Data for the task
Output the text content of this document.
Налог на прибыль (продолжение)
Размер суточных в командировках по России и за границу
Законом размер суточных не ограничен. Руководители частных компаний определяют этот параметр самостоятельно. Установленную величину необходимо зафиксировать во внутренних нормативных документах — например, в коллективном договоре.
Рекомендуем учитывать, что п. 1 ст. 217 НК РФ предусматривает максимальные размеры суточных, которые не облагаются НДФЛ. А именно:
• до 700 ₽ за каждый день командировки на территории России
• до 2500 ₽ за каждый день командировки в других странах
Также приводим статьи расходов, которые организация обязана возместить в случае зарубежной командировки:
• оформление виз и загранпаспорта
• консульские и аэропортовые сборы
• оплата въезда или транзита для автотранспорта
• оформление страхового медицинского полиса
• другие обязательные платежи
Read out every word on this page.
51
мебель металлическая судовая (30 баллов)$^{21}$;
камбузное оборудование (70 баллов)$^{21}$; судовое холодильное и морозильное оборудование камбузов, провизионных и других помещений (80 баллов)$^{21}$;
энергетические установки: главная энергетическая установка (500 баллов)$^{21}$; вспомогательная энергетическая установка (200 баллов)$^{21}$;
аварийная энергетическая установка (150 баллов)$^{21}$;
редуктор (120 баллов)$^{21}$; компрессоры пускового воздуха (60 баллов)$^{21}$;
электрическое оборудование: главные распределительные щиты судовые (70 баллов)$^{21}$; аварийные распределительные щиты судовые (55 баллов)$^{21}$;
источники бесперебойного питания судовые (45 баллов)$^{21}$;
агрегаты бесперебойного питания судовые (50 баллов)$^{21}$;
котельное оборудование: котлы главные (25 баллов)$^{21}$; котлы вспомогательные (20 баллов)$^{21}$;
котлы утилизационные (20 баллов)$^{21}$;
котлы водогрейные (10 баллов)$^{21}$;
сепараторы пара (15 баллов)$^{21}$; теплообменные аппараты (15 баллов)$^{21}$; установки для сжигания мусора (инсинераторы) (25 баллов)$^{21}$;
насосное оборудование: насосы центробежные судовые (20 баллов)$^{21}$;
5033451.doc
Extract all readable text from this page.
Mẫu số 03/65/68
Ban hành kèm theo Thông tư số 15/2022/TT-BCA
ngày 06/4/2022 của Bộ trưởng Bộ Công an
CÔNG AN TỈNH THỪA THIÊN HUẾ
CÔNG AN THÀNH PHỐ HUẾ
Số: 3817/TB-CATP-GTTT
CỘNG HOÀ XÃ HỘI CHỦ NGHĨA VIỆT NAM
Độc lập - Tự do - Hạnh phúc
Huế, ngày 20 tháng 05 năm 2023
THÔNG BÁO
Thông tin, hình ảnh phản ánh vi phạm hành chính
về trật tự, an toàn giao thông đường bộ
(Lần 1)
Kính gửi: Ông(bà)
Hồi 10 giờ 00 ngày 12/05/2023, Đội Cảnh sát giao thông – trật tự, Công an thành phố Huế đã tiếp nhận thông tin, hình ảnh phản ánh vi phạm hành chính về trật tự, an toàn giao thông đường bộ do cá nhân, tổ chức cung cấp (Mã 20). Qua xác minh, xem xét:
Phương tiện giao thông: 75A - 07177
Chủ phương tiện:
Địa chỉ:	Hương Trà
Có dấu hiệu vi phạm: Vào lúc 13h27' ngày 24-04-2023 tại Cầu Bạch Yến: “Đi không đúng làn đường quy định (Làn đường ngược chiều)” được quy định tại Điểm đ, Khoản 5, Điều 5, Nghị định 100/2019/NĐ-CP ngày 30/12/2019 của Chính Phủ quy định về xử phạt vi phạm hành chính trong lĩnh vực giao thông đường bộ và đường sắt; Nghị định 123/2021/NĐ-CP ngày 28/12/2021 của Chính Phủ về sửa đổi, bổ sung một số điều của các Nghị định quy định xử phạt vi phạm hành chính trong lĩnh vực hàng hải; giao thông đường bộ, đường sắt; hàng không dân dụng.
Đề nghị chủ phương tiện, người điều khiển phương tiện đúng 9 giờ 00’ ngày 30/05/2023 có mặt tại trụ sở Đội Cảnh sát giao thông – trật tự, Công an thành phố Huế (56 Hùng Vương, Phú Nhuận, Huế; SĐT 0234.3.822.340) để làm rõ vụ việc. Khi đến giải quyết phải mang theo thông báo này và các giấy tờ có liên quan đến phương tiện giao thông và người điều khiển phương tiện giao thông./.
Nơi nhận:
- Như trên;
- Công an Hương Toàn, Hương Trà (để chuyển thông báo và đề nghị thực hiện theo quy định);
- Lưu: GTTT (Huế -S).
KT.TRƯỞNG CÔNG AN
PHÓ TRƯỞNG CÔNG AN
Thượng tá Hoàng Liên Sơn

Exercise task
Where does the word "России" appear in the listing? List each line that holds it.

Task solution
Размер суточных в командировках по России и за границу
• до 700 ₽ за каждый день командировки на территории России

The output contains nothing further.